Poursuivez la chronique musicale à partir de sa dernière phrase.
───── Texte affiché
Cet album, paru sur ATO Records, s’appuie sur l’intensité douce de cette première expérience mais l’univers y est plus singulier et luxuriant. Ce qui surprend aussitôt est le jeu avec la distance qu’il nous propose : cette fameuse voix semble provenir de loin, comme si on l’entendait d’une autre pièce, derrière des vibrations psychédéliques et des effets sonores étranges. Sentiment de flottement, de plongée dans un espace cotonneux.
Le single Bet She Looks Like You est une balade d’amour, une balade enfumée : les volutes lentes de cette déclaration, chantée dans le désespoir, finissent par intoxiquer les sens savamment. Roller Skate représente un éclat de couleur groovy que vient renforcer la vidéo animée, petit bijou de l’animateur Micah Buzan. C’est l’histoire de personnages solitaires qui désirent tous quelque chose qu’ils n’ont pas, l’amour, une peluche ou la possibilité de bien patiner. L’avatar de l’artiste dans la vidéo se déplace et incite les personnages, et nous même, à entrer dans son monde lumineux. Les riffs de guitares et les percussions soulignent cette légèreté, cette glisse. La voix soul du chanteur est recouverte par les réverbérations rendant la chanson rêveuse et planante. Certains pourront regretter que la voix de Nick Hakim n’est ainsi pas mise en valeur. Pour ma part, les versions acoustiques ont également ma préférence car nous retrouvons avec délice cette voix ouatée à la force technique impressionnante.
[Jazz]Youn Sun Nah – She Moves On
Également dans les sorties album du 19 mai 2017, le 9ème album de la chanteuse de Youn Sun Nah, She Moves On. Emprunté à Paul Simon, ce titre indique la détermination qu’a la sud coréenne à faire face à son destin comme lorsqu’en 1995 elle décide d’étudier le Jazz à Paris.
Comme à l’accoutumé Youn Soun Nah aime mélanger ses propres compositions avec des reprises. Elle s’attaque dans cet opus à des montagnes quasiment infranchissables tels que Jimi Hendrix, Joni Mitchell ou encore Johnny Mercer (Monsieur Moon River). A l’écoute de la version blues d’un titre de Lou Reed, Teach The Gifted Children qu’elle délivre avec la complicité du guitariste Marc Ribot, il n’y a pas de crainte à avoir sur la réussite de ce défi. Mais on est plutôt curieux de savoir comment elle va se réapproprier ces morceaux. Grâce à sa curiosité et son esprit créatif, elle a prouvé par le passé qu’elle savait tout chanter (et dans différentes langues (anglais, français, coréen..)) : jazz, folk, pop, chanson française jusqu’à sa célèbre reprise du Enter Sandman de Metallica. Tout cela afin de nous transmettre un large éventail d’émotions.
──────────
───── Matériel fourni
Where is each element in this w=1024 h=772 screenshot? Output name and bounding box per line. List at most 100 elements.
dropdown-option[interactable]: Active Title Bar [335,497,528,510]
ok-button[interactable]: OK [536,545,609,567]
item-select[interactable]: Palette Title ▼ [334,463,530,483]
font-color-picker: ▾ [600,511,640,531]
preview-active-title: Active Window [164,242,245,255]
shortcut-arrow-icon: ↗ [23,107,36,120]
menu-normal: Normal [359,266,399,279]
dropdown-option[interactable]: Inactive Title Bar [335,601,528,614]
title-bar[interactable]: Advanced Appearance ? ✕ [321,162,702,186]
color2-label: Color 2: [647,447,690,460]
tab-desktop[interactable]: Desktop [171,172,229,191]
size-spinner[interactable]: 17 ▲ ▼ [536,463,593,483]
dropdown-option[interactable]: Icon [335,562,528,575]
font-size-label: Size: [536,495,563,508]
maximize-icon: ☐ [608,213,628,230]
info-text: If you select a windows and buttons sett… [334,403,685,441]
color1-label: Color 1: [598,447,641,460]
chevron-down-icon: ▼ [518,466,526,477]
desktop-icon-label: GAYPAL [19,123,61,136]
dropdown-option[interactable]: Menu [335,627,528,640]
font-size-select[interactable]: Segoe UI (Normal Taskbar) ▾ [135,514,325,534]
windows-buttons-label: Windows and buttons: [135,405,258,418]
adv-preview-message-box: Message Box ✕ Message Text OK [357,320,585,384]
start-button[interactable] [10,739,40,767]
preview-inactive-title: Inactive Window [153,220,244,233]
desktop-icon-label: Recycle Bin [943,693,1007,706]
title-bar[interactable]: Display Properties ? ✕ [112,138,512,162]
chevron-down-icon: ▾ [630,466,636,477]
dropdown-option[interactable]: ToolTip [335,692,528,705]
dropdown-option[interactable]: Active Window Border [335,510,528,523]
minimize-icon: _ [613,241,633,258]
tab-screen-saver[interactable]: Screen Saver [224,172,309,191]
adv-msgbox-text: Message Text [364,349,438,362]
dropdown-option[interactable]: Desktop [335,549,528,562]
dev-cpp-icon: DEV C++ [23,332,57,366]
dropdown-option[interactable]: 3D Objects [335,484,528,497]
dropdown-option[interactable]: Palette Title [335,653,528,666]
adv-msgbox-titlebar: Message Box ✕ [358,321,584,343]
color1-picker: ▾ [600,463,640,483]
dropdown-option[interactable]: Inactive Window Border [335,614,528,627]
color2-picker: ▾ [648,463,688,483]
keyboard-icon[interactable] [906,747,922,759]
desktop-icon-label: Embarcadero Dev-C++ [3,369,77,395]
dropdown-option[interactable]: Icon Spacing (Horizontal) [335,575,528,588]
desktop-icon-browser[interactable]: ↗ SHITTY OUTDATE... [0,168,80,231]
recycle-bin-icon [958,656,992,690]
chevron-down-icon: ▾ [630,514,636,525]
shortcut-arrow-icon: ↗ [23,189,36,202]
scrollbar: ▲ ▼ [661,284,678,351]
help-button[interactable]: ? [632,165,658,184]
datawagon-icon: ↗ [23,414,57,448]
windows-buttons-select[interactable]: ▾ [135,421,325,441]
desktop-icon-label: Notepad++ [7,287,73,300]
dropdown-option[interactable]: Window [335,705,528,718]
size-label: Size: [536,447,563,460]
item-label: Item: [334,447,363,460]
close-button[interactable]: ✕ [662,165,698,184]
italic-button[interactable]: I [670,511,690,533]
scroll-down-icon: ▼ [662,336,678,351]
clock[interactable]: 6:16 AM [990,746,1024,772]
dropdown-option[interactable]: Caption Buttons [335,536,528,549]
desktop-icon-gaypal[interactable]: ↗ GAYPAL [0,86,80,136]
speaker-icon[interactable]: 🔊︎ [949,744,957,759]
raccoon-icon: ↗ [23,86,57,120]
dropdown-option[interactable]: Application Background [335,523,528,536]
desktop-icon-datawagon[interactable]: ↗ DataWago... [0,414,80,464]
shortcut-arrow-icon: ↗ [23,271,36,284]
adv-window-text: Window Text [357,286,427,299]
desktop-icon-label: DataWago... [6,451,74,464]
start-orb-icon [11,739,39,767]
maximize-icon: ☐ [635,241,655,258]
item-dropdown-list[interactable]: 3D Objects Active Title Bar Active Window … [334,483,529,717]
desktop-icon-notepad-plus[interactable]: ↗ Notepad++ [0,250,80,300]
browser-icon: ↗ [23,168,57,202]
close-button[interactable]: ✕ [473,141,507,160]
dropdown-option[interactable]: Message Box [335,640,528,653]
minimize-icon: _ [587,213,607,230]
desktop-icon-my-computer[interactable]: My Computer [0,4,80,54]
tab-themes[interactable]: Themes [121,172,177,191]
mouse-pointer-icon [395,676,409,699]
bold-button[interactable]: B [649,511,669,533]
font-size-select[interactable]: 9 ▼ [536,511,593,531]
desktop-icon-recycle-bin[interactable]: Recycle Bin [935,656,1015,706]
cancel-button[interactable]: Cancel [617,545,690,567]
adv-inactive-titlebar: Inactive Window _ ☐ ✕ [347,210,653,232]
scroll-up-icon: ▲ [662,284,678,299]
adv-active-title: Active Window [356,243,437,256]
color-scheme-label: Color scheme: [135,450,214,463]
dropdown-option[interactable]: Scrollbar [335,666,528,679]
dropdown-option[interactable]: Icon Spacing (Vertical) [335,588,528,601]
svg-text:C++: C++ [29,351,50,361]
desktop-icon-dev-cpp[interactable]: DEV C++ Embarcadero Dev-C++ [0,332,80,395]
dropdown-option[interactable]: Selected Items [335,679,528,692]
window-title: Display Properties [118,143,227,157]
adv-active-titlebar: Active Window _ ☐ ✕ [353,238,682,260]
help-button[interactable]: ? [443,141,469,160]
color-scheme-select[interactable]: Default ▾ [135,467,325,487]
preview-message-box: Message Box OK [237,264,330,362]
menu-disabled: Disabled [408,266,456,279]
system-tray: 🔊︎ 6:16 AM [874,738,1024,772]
──────────
## Réponse à l'exercice
[Reggae]Yaniss Odua – Nouvelle Donne
Attendu impatiemment par les amateurs de reggae, le dernier album de Yanis Odua est une œuvre brillante réunissant musiciens talentueux, présence vocale unique et thèmes forts. Opus lumineux et fier à l’image de cet artiste martiniquais au sommet de son art. Produit par Clive Hunt, le dernier des grands musiciens jamaïcains, il a été enregistré à Kingston, et est mâtiné de retouches digitales réalisée en France pour lui donner une tonalité urbaine.
Pour patienter, nous avons pu découvrir un clip sur l’irrésistible titre ska La Maison Ne Fait Plus Crédit. Et surtout le single Écoutez Nous est un échange de mots avec la rappeuse et altermondialiste marseillaise Keny Arkana sur les maux de la société, splendide mélange de reggae et hip hop. Dans la bouche, du miel et des lames de rasoirs militantes pour dire non au système, non à la répression et à l’injustice. Brian Gold apporte sa voix cuivrée à Feeling, plus mélodique mais tout aussi puissant. Autre thème cher à Yaniss Odua, celui de l’immigration, avec le titre Refugee dans lequel il nous raconte l’exil d’un migrant qui a tout perdu et qui tente sa chance de l’autre côté du monde après avoir « traversé les terres, le désert et le mers ».
Yaniss Odua a réussi à moderniser le reggae tout en respectant les codes du reggae roots et dancehall et à nous offrir une musique militante et harmonieuse.